* _Data shown_
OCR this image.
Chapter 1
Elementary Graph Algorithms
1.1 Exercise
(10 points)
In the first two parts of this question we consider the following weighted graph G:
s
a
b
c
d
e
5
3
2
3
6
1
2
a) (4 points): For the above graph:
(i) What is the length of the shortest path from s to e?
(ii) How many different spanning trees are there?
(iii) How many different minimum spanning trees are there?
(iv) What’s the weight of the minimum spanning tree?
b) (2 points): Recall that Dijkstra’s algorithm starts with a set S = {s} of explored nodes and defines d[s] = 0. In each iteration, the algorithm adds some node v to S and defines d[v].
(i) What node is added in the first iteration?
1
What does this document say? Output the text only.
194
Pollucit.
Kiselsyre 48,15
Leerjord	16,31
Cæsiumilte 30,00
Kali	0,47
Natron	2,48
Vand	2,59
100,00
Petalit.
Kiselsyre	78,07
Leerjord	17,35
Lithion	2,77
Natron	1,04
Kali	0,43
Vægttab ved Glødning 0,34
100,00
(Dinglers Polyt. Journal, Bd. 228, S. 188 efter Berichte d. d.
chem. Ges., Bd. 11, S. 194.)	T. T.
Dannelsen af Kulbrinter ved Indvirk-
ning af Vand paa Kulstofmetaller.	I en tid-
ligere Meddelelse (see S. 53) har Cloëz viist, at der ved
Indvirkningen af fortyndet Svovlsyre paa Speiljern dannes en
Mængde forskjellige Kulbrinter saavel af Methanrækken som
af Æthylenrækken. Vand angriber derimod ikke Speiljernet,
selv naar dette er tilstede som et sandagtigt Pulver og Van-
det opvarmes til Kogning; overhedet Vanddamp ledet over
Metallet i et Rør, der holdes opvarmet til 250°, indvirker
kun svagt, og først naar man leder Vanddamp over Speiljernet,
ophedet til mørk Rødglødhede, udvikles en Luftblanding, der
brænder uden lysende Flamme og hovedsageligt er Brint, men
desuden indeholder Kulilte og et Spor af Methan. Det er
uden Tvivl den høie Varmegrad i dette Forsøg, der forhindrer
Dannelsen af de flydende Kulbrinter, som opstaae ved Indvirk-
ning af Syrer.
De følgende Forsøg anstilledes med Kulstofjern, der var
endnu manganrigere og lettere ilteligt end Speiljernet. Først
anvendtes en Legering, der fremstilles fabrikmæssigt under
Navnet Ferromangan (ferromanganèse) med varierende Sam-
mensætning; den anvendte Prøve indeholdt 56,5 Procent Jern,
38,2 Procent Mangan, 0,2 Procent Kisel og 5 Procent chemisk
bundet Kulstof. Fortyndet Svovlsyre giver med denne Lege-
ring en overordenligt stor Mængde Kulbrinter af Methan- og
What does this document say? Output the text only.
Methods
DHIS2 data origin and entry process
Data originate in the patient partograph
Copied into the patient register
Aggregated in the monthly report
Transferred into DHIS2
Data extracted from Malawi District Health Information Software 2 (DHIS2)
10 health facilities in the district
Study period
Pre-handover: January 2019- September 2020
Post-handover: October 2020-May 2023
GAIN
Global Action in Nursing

* _Work to do_
Pull out each line of the listing that holds the string "Speiljernet".

* _Solution to the problem_
af Æthylenrækken. Vand angriber derimod ikke Speiljernet,
kun svagt, og først naar man leder Vanddamp over Speiljernet,
endnu manganrigere og lettere ilteligt end Speiljernet. Først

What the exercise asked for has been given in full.